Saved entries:
--- Begin ---

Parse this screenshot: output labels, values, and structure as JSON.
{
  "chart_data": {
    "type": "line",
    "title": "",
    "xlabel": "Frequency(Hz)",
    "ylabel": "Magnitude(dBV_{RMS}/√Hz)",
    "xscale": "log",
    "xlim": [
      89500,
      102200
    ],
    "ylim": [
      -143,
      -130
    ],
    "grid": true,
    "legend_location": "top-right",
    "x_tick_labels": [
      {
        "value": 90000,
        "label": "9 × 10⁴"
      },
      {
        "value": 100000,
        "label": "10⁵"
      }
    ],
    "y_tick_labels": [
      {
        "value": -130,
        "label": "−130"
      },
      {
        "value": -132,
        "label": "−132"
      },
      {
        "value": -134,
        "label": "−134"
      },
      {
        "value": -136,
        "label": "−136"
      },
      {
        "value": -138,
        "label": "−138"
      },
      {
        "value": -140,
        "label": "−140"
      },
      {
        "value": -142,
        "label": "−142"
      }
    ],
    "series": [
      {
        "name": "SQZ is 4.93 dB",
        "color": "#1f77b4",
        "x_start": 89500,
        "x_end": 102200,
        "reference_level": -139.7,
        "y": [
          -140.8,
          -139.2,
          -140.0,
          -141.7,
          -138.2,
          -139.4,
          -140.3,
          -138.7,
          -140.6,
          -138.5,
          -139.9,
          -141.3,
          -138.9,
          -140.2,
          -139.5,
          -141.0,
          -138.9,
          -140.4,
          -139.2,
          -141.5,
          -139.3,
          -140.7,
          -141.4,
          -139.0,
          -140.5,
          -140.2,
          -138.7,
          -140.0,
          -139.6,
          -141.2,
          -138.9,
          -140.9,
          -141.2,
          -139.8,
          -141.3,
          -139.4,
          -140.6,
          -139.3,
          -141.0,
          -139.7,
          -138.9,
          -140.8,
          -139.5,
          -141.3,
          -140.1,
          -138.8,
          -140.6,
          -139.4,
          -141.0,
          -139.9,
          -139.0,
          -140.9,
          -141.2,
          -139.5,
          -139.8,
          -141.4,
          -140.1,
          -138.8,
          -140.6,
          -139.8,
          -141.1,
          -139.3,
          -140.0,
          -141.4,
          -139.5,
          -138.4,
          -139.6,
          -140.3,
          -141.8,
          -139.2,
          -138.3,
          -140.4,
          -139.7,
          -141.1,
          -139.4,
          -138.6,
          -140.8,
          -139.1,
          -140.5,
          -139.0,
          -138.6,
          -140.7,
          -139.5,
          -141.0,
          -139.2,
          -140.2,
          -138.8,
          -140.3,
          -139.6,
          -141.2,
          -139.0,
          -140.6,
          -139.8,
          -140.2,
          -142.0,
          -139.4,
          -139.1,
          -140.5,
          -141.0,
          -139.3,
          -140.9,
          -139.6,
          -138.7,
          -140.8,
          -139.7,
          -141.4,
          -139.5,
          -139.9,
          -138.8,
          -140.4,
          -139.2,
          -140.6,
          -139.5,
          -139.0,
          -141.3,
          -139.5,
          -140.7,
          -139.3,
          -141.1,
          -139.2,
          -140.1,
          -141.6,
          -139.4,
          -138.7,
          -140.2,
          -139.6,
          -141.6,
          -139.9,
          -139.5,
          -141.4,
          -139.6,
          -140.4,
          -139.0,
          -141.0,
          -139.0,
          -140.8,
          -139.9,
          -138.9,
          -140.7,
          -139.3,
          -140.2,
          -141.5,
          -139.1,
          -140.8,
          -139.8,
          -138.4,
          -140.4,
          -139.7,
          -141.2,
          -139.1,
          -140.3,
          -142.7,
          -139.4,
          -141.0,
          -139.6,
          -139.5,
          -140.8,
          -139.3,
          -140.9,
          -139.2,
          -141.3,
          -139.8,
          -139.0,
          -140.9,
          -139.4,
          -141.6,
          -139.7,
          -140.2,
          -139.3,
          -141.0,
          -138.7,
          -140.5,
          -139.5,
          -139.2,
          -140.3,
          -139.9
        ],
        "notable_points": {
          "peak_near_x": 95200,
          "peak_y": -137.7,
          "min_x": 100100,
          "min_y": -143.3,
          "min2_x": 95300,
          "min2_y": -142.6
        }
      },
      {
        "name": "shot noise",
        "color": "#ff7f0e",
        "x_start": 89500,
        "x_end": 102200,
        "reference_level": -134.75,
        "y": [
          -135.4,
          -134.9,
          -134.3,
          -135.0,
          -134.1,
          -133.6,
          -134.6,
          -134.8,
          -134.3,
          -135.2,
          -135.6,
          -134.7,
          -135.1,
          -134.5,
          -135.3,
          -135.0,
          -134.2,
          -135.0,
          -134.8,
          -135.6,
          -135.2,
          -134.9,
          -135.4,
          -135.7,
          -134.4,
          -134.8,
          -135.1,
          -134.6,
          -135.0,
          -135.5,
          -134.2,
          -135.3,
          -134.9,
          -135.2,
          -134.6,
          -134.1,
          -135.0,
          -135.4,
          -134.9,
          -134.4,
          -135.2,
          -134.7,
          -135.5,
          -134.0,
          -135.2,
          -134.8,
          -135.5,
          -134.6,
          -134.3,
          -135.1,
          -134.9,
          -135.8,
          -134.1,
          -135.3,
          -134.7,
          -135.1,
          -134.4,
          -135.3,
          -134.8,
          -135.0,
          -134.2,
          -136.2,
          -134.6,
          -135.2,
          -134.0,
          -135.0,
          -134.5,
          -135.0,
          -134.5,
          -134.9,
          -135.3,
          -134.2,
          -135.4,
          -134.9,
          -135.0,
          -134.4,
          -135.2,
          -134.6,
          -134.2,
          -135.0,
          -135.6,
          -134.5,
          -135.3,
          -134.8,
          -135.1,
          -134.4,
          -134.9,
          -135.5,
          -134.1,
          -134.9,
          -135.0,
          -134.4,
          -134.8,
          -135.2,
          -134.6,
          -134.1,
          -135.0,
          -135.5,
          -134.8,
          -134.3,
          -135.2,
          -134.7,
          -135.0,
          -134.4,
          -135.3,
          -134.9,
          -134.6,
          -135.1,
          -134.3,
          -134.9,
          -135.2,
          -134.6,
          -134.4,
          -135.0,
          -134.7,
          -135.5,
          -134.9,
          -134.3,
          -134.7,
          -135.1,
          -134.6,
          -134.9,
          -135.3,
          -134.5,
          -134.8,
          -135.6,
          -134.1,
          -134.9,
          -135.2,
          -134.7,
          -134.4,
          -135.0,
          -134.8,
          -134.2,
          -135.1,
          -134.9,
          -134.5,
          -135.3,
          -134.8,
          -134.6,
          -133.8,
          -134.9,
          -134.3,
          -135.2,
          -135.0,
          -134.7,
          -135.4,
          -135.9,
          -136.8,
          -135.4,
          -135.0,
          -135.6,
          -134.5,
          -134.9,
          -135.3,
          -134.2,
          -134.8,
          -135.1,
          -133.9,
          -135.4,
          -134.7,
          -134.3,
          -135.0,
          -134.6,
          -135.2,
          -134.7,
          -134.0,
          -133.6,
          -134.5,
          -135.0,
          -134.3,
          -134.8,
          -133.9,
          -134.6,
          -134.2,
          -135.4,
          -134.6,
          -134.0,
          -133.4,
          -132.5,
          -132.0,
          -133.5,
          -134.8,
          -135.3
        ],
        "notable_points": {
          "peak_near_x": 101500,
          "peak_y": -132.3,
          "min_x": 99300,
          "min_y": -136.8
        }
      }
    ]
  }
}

--- End ---

▶ _TASK BRIEF_:
Reproduce the listing shown above in its entirety, exactly.

▶ _SOLUTION FOR THIS PROBLEM_:
Parse this screenshot: output labels, values, and structure as JSON.
{
  "chart_data": {
    "type": "line",
    "title": "",
    "xlabel": "Frequency(Hz)",
    "ylabel": "Magnitude(dBV_{RMS}/√Hz)",
    "xscale": "log",
    "xlim": [
      89500,
      102200
    ],
    "ylim": [
      -143,
      -130
    ],
    "grid": true,
    "legend_location": "top-right",
    "x_tick_labels": [
      {
        "value": 90000,
        "label": "9 × 10⁴"
      },
      {
        "value": 100000,
        "label": "10⁵"
      }
    ],
    "y_tick_labels": [
      {
        "value": -130,
        "label": "−130"
      },
      {
        "value": -132,
        "label": "−132"
      },
      {
        "value": -134,
        "label": "−134"
      },
      {
        "value": -136,
        "label": "−136"
      },
      {
        "value": -138,
        "label": "−138"
      },
      {
        "value": -140,
        "label": "−140"
      },
      {
        "value": -142,
        "label": "−142"
      }
    ],
    "series": [
      {
        "name": "SQZ is 4.93 dB",
        "color": "#1f77b4",
        "x_start": 89500,
        "x_end": 102200,
        "reference_level": -139.7,
        "y": [
          -140.8,
          -139.2,
          -140.0,
          -141.7,
          -138.2,
          -139.4,
          -140.3,
          -138.7,
          -140.6,
          -138.5,
          -139.9,
          -141.3,
          -138.9,
          -140.2,
          -139.5,
          -141.0,
          -138.9,
          -140.4,
          -139.2,
          -141.5,
          -139.3,
          -140.7,
          -141.4,
          -139.0,
          -140.5,
          -140.2,
          -138.7,
          -140.0,
          -139.6,
          -141.2,
          -138.9,
          -140.9,
          -141.2,
          -139.8,
          -141.3,
          -139.4,
          -140.6,
          -139.3,
          -141.0,
          -139.7,
          -138.9,
          -140.8,
          -139.5,
          -141.3,
          -140.1,
          -138.8,
          -140.6,
          -139.4,
          -141.0,
          -139.9,
          -139.0,
          -140.9,
          -141.2,
          -139.5,
          -139.8,
          -141.4,
          -140.1,
          -138.8,
          -140.6,
          -139.8,
          -141.1,
          -139.3,
          -140.0,
          -141.4,
          -139.5,
          -138.4,
          -139.6,
          -140.3,
          -141.8,
          -139.2,
          -138.3,
          -140.4,
          -139.7,
          -141.1,
          -139.4,
          -138.6,
          -140.8,
          -139.1,
          -140.5,
          -139.0,
          -138.6,
          -140.7,
          -139.5,
          -141.0,
          -139.2,
          -140.2,
          -138.8,
          -140.3,
          -139.6,
          -141.2,
          -139.0,
          -140.6,
          -139.8,
          -140.2,
          -142.0,
          -139.4,
          -139.1,
          -140.5,
          -141.0,
          -139.3,
          -140.9,
          -139.6,
          -138.7,
          -140.8,
          -139.7,
          -141.4,
          -139.5,
          -139.9,
          -138.8,
          -140.4,
          -139.2,
          -140.6,
          -139.5,
          -139.0,
          -141.3,
          -139.5,
          -140.7,
          -139.3,
          -141.1,
          -139.2,
          -140.1,
          -141.6,
          -139.4,
          -138.7,
          -140.2,
          -139.6,
          -141.6,
          -139.9,
          -139.5,
          -141.4,
          -139.6,
          -140.4,
          -139.0,
          -141.0,
          -139.0,
          -140.8,
          -139.9,
          -138.9,
          -140.7,
          -139.3,
          -140.2,
          -141.5,
          -139.1,
          -140.8,
          -139.8,
          -138.4,
          -140.4,
          -139.7,
          -141.2,
          -139.1,
          -140.3,
          -142.7,
          -139.4,
          -141.0,
          -139.6,
          -139.5,
          -140.8,
          -139.3,
          -140.9,
          -139.2,
          -141.3,
          -139.8,
          -139.0,
          -140.9,
          -139.4,
          -141.6,
          -139.7,
          -140.2,
          -139.3,
          -141.0,
          -138.7,
          -140.5,
          -139.5,
          -139.2,
          -140.3,
          -139.9
        ],
        "notable_points": {
          "peak_near_x": 95200,
          "peak_y": -137.7,
          "min_x": 100100,
          "min_y": -143.3,
          "min2_x": 95300,
          "min2_y": -142.6
        }
      },
      {
        "name": "shot noise",
        "color": "#ff7f0e",
        "x_start": 89500,
        "x_end": 102200,
        "reference_level": -134.75,
        "y": [
          -135.4,
          -134.9,
          -134.3,
          -135.0,
          -134.1,
          -133.6,
          -134.6,
          -134.8,
          -134.3,
          -135.2,
          -135.6,
          -134.7,
          -135.1,
          -134.5,
          -135.3,
          -135.0,
          -134.2,
          -135.0,
          -134.8,
          -135.6,
          -135.2,
          -134.9,
          -135.4,
          -135.7,
          -134.4,
          -134.8,
          -135.1,
          -134.6,
          -135.0,
          -135.5,
          -134.2,
          -135.3,
          -134.9,
          -135.2,
          -134.6,
          -134.1,
          -135.0,
          -135.4,
          -134.9,
          -134.4,
          -135.2,
          -134.7,
          -135.5,
          -134.0,
          -135.2,
          -134.8,
          -135.5,
          -134.6,
          -134.3,
          -135.1,
          -134.9,
          -135.8,
          -134.1,
          -135.3,
          -134.7,
          -135.1,
          -134.4,
          -135.3,
          -134.8,
          -135.0,
          -134.2,
          -136.2,
          -134.6,
          -135.2,
          -134.0,
          -135.0,
          -134.5,
          -135.0,
          -134.5,
          -134.9,
          -135.3,
          -134.2,
          -135.4,
          -134.9,
          -135.0,
          -134.4,
          -135.2,
          -134.6,
          -134.2,
          -135.0,
          -135.6,
          -134.5,
          -135.3,
          -134.8,
          -135.1,
          -134.4,
          -134.9,
          -135.5,
          -134.1,
          -134.9,
          -135.0,
          -134.4,
          -134.8,
          -135.2,
          -134.6,
          -134.1,
          -135.0,
          -135.5,
          -134.8,
          -134.3,
          -135.2,
          -134.7,
          -135.0,
          -134.4,
          -135.3,
          -134.9,
          -134.6,
          -135.1,
          -134.3,
          -134.9,
          -135.2,
          -134.6,
          -134.4,
          -135.0,
          -134.7,
          -135.5,
          -134.9,
          -134.3,
          -134.7,
          -135.1,
          -134.6,
          -134.9,
          -135.3,
          -134.5,
          -134.8,
          -135.6,
          -134.1,
          -134.9,
          -135.2,
          -134.7,
          -134.4,
          -135.0,
          -134.8,
          -134.2,
          -135.1,
          -134.9,
          -134.5,
          -135.3,
          -134.8,
          -134.6,
          -133.8,
          -134.9,
          -134.3,
          -135.2,
          -135.0,
          -134.7,
          -135.4,
          -135.9,
          -136.8,
          -135.4,
          -135.0,
          -135.6,
          -134.5,
          -134.9,
          -135.3,
          -134.2,
          -134.8,
          -135.1,
          -133.9,
          -135.4,
          -134.7,
          -134.3,
          -135.0,
          -134.6,
          -135.2,
          -134.7,
          -134.0,
          -133.6,
          -134.5,
          -135.0,
          -134.3,
          -134.8,
          -133.9,
          -134.6,
          -134.2,
          -135.4,
          -134.6,
          -134.0,
          -133.4,
          -132.5,
          -132.0,
          -133.5,
          -134.8,
          -135.3
        ],
        "notable_points": {
          "peak_near_x": 101500,
          "peak_y": -132.3,
          "min_x": 99300,
          "min_y": -136.8
        }
      }
    ]
  }
}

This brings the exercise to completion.